* **Your goal**:
Write out all entries word for word.

* **The input**:

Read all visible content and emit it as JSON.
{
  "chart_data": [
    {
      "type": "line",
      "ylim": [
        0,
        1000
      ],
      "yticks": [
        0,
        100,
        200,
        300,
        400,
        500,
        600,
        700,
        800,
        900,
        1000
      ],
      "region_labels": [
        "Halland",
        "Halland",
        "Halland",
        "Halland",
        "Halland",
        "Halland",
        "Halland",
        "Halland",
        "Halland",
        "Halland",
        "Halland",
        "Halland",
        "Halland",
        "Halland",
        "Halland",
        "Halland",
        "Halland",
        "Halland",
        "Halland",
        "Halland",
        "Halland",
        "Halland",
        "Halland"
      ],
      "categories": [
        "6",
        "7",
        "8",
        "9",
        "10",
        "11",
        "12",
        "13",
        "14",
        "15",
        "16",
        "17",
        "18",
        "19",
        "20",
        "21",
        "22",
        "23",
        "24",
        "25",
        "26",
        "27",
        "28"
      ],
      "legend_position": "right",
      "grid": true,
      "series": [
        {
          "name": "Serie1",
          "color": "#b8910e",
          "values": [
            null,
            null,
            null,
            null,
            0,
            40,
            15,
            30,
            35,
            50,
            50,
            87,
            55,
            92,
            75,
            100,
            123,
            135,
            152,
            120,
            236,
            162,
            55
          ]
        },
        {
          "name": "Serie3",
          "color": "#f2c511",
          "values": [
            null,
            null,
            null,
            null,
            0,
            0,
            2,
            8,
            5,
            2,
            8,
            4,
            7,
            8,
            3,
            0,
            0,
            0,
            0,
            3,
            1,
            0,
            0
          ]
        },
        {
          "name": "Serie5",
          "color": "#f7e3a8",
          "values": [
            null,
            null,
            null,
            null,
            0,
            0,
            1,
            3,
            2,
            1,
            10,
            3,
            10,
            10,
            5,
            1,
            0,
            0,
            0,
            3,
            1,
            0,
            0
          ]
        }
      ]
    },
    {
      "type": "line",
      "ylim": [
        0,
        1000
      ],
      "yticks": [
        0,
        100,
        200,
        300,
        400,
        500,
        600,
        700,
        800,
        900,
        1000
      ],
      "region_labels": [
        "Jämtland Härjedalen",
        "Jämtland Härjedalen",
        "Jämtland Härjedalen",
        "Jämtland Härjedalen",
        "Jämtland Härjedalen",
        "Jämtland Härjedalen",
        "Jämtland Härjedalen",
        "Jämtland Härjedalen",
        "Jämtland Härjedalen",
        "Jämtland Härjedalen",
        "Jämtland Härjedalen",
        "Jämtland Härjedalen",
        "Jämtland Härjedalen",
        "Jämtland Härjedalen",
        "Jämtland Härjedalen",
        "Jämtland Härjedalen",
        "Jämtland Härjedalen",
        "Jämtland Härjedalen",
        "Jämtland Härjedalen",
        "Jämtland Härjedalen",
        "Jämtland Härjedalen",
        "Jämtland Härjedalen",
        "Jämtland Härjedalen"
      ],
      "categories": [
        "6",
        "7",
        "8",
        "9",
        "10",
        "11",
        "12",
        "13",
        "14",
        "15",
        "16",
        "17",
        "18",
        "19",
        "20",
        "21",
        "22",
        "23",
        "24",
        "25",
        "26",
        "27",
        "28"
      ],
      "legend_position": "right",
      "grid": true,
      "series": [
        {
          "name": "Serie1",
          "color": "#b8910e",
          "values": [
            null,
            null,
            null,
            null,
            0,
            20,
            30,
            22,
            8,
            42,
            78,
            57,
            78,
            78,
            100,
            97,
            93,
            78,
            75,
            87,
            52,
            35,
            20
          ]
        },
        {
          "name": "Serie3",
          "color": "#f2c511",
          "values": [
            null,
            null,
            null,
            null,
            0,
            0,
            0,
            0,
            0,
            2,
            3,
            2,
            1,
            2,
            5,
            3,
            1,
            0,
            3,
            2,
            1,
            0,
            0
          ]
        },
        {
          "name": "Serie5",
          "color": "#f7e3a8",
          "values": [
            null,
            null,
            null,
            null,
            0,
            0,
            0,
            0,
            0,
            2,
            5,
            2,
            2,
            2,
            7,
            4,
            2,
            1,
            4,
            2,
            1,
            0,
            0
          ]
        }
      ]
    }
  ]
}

* **Reply**:
Read all visible content and emit it as JSON.
{
  "chart_data": [
    {
      "type": "line",
      "ylim": [
        0,
        1000
      ],
      "yticks": [
        0,
        100,
        200,
        300,
        400,
        500,
        600,
        700,
        800,
        900,
        1000
      ],
      "region_labels": [
        "Halland",
        "Halland",
        "Halland",
        "Halland",
        "Halland",
        "Halland",
        "Halland",
        "Halland",
        "Halland",
        "Halland",
        "Halland",
        "Halland",
        "Halland",
        "Halland",
        "Halland",
        "Halland",
        "Halland",
        "Halland",
        "Halland",
        "Halland",
        "Halland",
        "Halland",
        "Halland"
      ],
      "categories": [
        "6",
        "7",
        "8",
        "9",
        "10",
        "11",
        "12",
        "13",
        "14",
        "15",
        "16",
        "17",
        "18",
        "19",
        "20",
        "21",
        "22",
        "23",
        "24",
        "25",
        "26",
        "27",
        "28"
      ],
      "legend_position": "right",
      "grid": true,
      "series": [
        {
          "name": "Serie1",
          "color": "#b8910e",
          "values": [
            null,
            null,
            null,
            null,
            0,
            40,
            15,
            30,
            35,
            50,
            50,
            87,
            55,
            92,
            75,
            100,
            123,
            135,
            152,
            120,
            236,
            162,
            55
          ]
        },
        {
          "name": "Serie3",
          "color": "#f2c511",
          "values": [
            null,
            null,
            null,
            null,
            0,
            0,
            2,
            8,
            5,
            2,
            8,
            4,
            7,
            8,
            3,
            0,
            0,
            0,
            0,
            3,
            1,
            0,
            0
          ]
        },
        {
          "name": "Serie5",
          "color": "#f7e3a8",
          "values": [
            null,
            null,
            null,
            null,
            0,
            0,
            1,
            3,
            2,
            1,
            10,
            3,
            10,
            10,
            5,
            1,
            0,
            0,
            0,
            3,
            1,
            0,
            0
          ]
        }
      ]
    },
    {
      "type": "line",
      "ylim": [
        0,
        1000
      ],
      "yticks": [
        0,
        100,
        200,
        300,
        400,
        500,
        600,
        700,
        800,
        900,
        1000
      ],
      "region_labels": [
        "Jämtland Härjedalen",
        "Jämtland Härjedalen",
        "Jämtland Härjedalen",
        "Jämtland Härjedalen",
        "Jämtland Härjedalen",
        "Jämtland Härjedalen",
        "Jämtland Härjedalen",
        "Jämtland Härjedalen",
        "Jämtland Härjedalen",
        "Jämtland Härjedalen",
        "Jämtland Härjedalen",
        "Jämtland Härjedalen",
        "Jämtland Härjedalen",
        "Jämtland Härjedalen",
        "Jämtland Härjedalen",
        "Jämtland Härjedalen",
        "Jämtland Härjedalen",
        "Jämtland Härjedalen",
        "Jämtland Härjedalen",
        "Jämtland Härjedalen",
        "Jämtland Härjedalen",
        "Jämtland Härjedalen",
        "Jämtland Härjedalen"
      ],
      "categories": [
        "6",
        "7",
        "8",
        "9",
        "10",
        "11",
        "12",
        "13",
        "14",
        "15",
        "16",
        "17",
        "18",
        "19",
        "20",
        "21",
        "22",
        "23",
        "24",
        "25",
        "26",
        "27",
        "28"
      ],
      "legend_position": "right",
      "grid": true,
      "series": [
        {
          "name": "Serie1",
          "color": "#b8910e",
          "values": [
            null,
            null,
            null,
            null,
            0,
            20,
            30,
            22,
            8,
            42,
            78,
            57,
            78,
            78,
            100,
            97,
            93,
            78,
            75,
            87,
            52,
            35,
            20
          ]
        },
        {
          "name": "Serie3",
          "color": "#f2c511",
          "values": [
            null,
            null,
            null,
            null,
            0,
            0,
            0,
            0,
            0,
            2,
            3,
            2,
            1,
            2,
            5,
            3,
            1,
            0,
            3,
            2,
            1,
            0,
            0
          ]
        },
        {
          "name": "Serie5",
          "color": "#f7e3a8",
          "values": [
            null,
            null,
            null,
            null,
            0,
            0,
            0,
            0,
            0,
            2,
            5,
            2,
            2,
            2,
            7,
            4,
            2,
            1,
            4,
            2,
            1,
            0,
            0
          ]
        }
      ]
    }
  ]
}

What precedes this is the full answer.